▶ _Task to complete_
List all lines of the data containing the word "this".

▶ _Working data_
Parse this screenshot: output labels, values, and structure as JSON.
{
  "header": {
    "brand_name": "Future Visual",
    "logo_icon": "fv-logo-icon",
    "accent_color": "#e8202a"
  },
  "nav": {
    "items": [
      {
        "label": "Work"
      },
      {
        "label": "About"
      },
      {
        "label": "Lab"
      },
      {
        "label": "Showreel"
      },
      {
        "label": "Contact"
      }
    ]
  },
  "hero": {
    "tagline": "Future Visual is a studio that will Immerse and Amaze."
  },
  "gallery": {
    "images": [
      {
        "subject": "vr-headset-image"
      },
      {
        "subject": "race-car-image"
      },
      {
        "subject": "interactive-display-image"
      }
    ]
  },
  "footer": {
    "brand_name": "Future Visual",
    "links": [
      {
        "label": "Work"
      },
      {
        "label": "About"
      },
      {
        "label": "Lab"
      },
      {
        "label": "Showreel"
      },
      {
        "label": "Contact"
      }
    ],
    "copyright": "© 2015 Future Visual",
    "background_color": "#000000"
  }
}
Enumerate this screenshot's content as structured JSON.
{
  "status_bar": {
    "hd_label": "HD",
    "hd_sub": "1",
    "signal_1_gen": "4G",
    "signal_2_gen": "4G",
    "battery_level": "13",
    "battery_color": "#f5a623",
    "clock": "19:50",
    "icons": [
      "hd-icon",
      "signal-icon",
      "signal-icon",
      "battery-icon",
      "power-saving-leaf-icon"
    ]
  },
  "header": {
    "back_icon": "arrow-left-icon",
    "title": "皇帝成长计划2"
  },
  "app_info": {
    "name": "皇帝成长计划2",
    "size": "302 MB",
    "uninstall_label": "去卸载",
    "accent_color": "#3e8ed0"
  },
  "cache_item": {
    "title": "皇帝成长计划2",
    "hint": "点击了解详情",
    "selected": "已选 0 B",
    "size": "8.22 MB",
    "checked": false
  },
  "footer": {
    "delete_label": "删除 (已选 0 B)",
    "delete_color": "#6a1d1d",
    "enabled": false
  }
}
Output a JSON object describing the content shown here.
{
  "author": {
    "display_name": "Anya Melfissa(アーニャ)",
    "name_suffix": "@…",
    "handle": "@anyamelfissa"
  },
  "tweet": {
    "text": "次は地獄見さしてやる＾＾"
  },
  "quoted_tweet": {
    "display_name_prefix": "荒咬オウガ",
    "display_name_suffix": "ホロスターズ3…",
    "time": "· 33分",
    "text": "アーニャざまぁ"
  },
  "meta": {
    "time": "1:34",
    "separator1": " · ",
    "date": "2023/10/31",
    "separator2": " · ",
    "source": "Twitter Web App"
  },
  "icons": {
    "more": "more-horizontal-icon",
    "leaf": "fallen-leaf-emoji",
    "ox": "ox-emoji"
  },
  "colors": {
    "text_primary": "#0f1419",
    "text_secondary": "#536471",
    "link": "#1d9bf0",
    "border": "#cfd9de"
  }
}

▶ _Output below_
Parse this screenshot: output labels, values, and structure as JSON.
Enumerate this screenshot's content as structured JSON.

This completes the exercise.